• Task prompt: Only the pictures stay out; every record is to be quoted exactly.

• Supplied entries:
◇ ◇ ◇ ◇ ◇ ◇ ◇

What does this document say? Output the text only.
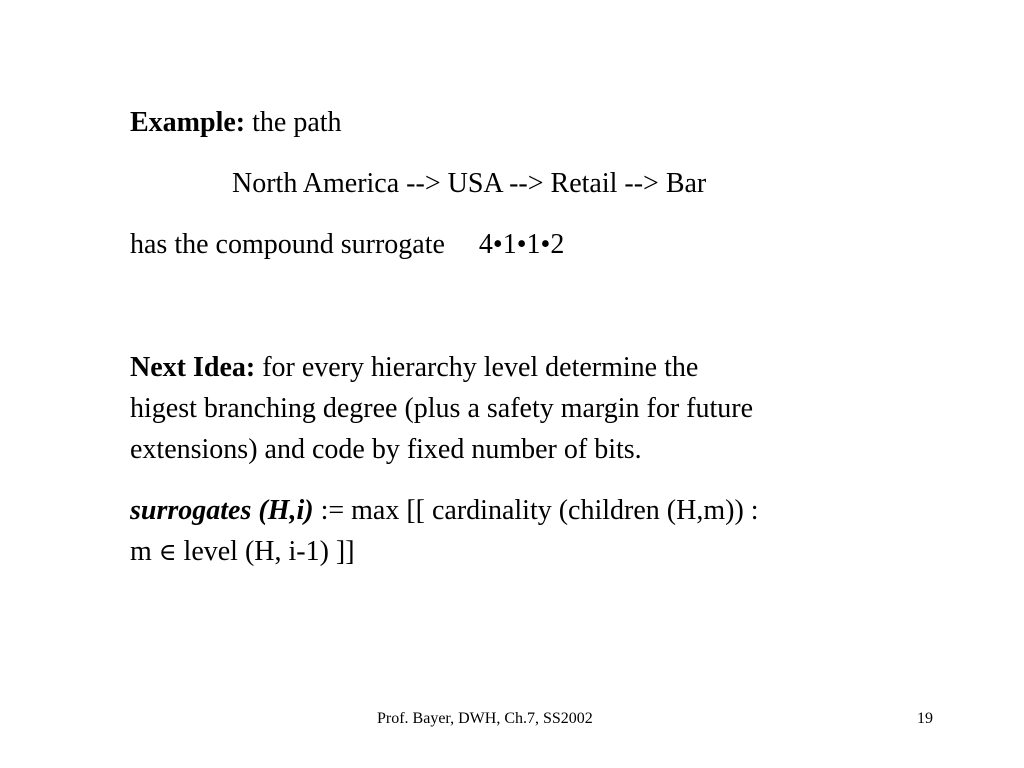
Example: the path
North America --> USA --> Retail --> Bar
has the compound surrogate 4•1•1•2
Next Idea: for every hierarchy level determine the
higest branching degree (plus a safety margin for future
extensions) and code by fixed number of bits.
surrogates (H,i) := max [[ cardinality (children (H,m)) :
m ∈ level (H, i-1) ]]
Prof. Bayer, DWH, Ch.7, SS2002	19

◇ ◇ ◇ ◇ ◇ ◇ ◇

• Result:
What does this document say? Output the text only.
Example: the path
North America --> USA --> Retail --> Bar
has the compound surrogate 4•1•1•2
Next Idea: for every hierarchy level determine the
higest branching degree (plus a safety margin for future
extensions) and code by fixed number of bits.
surrogates (H,i) := max [[ cardinality (children (H,m)) :
m ∈ level (H, i-1) ]]
Prof. Bayer, DWH, Ch.7, SS2002	19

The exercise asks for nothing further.